What needs to be done >> Type out all the records word for word. Any pictures are to be left out.

======

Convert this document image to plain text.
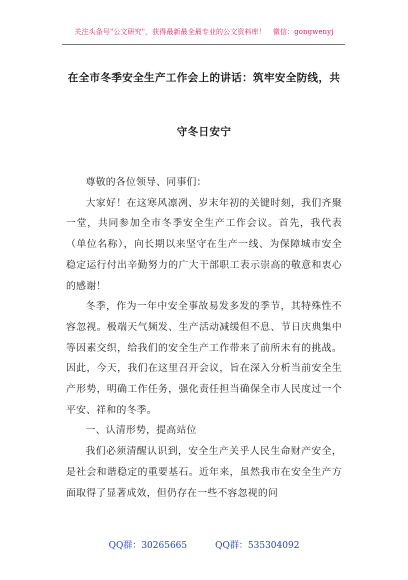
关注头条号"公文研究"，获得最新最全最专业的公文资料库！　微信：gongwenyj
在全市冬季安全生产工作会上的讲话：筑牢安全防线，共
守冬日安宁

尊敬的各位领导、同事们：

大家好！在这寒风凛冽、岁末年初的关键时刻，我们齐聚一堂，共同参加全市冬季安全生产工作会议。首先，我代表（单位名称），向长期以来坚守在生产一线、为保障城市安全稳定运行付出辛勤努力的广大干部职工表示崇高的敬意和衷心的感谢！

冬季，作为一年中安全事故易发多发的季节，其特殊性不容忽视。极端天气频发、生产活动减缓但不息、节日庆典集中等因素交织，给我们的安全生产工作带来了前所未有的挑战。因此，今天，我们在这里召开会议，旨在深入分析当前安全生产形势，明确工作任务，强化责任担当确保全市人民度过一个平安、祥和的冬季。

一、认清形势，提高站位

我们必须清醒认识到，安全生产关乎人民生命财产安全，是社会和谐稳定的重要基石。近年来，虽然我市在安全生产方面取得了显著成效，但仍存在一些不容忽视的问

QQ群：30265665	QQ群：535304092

======

Output of the exercise >>
Convert this document image to plain text.
关注头条号"公文研究"，获得最新最全最专业的公文资料库！　微信：gongwenyj
在全市冬季安全生产工作会上的讲话：筑牢安全防线，共
守冬日安宁

尊敬的各位领导、同事们：

大家好！在这寒风凛冽、岁末年初的关键时刻，我们齐聚一堂，共同参加全市冬季安全生产工作会议。首先，我代表（单位名称），向长期以来坚守在生产一线、为保障城市安全稳定运行付出辛勤努力的广大干部职工表示崇高的敬意和衷心的感谢！

冬季，作为一年中安全事故易发多发的季节，其特殊性不容忽视。极端天气频发、生产活动减缓但不息、节日庆典集中等因素交织，给我们的安全生产工作带来了前所未有的挑战。因此，今天，我们在这里召开会议，旨在深入分析当前安全生产形势，明确工作任务，强化责任担当确保全市人民度过一个平安、祥和的冬季。

一、认清形势，提高站位

我们必须清醒认识到，安全生产关乎人民生命财产安全，是社会和谐稳定的重要基石。近年来，虽然我市在安全生产方面取得了显著成效，但仍存在一些不容忽视的问

QQ群：30265665	QQ群：535304092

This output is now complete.